[Given instruction] Search the records that follow and extract every line containing the string "mixing".

+++ Information supplied +++

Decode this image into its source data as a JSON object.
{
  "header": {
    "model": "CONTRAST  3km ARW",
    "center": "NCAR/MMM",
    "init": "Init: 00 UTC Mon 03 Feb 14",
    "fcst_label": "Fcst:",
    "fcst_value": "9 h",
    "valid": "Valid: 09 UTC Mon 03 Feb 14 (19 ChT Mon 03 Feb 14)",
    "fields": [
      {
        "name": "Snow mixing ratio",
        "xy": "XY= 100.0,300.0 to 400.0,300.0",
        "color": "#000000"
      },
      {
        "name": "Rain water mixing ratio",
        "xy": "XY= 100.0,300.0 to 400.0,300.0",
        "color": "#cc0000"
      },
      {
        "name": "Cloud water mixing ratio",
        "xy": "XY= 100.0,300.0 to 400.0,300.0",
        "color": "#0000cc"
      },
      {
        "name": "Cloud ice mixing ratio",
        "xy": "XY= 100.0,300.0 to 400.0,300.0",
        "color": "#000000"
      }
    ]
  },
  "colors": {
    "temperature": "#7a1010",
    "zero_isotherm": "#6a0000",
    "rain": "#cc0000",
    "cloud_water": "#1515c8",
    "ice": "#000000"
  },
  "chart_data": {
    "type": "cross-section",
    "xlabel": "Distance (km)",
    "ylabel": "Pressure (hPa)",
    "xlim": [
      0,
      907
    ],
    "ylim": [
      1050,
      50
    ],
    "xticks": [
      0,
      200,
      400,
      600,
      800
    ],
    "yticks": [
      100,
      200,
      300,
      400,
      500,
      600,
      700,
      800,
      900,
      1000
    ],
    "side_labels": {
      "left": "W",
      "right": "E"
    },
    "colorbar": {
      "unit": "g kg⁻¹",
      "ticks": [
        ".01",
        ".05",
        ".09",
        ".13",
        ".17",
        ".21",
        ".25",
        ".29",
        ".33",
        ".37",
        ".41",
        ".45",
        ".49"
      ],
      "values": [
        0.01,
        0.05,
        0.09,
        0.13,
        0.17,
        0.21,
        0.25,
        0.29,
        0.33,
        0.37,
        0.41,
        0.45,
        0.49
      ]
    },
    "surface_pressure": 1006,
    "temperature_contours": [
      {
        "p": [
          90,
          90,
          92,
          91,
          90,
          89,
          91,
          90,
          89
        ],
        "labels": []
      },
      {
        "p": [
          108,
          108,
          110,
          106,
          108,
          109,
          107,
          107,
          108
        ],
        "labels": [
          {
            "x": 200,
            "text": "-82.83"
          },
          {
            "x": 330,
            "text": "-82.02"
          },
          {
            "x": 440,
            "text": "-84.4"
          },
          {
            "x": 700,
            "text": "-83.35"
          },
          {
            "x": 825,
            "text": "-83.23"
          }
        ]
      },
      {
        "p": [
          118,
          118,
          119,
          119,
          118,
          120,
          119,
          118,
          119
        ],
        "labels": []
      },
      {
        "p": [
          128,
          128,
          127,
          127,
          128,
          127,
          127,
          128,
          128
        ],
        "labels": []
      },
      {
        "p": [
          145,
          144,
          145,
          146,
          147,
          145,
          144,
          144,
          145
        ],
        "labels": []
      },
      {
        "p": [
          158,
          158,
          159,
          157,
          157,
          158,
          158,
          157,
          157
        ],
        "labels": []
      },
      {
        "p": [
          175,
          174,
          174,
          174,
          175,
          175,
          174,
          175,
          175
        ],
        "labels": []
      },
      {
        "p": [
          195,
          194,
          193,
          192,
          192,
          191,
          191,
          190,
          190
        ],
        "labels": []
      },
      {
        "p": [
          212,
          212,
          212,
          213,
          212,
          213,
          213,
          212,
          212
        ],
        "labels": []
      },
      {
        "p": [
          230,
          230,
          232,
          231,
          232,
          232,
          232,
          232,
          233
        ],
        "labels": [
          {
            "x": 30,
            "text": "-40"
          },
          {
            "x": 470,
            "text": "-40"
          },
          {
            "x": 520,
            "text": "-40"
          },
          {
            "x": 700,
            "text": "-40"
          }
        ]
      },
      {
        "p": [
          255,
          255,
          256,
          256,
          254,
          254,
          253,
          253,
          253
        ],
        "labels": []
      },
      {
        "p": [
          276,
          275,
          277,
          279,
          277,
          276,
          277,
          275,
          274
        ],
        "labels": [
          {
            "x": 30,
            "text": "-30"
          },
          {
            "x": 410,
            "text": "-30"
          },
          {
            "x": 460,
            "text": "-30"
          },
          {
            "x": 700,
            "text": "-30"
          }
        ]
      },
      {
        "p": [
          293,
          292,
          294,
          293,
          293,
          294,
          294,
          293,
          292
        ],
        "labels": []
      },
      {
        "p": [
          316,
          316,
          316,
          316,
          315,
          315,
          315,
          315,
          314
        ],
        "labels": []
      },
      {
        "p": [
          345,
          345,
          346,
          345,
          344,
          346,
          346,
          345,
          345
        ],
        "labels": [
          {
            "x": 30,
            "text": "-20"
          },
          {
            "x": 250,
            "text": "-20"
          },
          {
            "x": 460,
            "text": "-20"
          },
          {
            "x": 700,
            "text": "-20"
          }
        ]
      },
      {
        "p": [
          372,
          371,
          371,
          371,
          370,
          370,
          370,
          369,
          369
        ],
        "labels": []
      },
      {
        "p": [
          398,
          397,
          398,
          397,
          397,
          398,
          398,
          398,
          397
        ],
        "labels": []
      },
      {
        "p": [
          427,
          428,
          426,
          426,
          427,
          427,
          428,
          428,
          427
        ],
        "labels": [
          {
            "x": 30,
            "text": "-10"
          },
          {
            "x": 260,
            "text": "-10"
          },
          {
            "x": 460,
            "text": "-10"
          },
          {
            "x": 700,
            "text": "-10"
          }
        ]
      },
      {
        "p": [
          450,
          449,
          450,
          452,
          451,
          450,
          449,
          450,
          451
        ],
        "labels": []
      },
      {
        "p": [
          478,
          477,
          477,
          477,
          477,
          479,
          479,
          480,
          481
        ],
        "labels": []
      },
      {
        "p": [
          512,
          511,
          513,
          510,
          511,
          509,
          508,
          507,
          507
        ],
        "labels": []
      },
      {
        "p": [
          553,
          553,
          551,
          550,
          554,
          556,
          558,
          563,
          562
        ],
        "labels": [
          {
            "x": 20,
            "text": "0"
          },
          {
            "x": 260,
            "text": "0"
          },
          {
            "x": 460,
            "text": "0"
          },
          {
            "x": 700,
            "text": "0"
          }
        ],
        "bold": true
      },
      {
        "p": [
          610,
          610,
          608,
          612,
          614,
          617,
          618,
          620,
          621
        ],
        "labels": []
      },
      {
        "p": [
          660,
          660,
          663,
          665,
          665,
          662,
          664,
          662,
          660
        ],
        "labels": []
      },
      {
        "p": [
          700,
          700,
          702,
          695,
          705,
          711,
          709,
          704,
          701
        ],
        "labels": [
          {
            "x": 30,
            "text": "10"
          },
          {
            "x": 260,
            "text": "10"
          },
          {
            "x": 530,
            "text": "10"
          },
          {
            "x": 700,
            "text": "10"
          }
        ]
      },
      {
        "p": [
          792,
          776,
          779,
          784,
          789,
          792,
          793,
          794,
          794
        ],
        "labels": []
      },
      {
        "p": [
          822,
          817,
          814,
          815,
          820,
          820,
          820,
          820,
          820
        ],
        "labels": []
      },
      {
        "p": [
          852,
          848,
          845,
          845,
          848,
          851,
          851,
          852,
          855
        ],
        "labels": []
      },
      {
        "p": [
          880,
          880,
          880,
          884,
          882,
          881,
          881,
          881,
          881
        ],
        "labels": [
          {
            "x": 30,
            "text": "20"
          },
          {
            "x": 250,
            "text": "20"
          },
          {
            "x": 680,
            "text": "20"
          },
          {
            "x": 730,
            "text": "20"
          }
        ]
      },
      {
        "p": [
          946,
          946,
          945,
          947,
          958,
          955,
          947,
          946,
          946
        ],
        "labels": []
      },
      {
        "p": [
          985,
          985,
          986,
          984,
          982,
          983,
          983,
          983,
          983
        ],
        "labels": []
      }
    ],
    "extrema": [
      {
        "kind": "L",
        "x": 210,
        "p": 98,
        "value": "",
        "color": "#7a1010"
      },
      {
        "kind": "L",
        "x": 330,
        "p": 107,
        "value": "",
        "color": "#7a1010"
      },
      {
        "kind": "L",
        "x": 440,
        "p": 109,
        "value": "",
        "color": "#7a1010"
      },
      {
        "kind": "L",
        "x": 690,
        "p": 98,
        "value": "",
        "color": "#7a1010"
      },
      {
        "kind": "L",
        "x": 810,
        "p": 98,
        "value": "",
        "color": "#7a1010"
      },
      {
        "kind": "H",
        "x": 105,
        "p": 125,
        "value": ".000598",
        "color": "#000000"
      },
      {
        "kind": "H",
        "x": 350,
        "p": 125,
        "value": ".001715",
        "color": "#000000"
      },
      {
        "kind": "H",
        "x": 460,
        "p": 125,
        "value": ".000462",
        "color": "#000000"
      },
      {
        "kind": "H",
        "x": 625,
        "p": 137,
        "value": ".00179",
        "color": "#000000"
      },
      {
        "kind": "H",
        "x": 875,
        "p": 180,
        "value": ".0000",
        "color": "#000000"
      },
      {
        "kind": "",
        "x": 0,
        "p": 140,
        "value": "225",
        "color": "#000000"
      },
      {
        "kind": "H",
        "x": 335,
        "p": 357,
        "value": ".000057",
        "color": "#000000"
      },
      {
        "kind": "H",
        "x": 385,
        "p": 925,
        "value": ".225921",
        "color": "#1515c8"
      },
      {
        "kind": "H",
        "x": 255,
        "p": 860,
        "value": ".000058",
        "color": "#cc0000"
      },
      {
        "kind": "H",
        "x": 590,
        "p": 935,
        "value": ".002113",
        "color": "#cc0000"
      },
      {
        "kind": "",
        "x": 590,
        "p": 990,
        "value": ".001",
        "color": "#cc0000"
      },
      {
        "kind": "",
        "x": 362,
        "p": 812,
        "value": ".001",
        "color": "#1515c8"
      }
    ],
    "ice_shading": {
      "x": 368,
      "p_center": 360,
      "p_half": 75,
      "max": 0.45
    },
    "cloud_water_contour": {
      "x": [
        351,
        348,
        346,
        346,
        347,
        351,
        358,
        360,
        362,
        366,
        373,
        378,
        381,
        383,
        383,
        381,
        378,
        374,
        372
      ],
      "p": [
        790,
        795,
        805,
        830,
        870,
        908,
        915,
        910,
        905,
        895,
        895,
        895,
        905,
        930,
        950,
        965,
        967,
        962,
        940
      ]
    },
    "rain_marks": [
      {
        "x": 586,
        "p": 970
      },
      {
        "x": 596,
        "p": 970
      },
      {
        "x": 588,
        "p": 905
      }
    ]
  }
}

+++

[Answer to the task]
        "name": "Snow mixing ratio",
        "name": "Rain water mixing ratio",
        "name": "Cloud water mixing ratio",
        "name": "Cloud ice mixing ratio",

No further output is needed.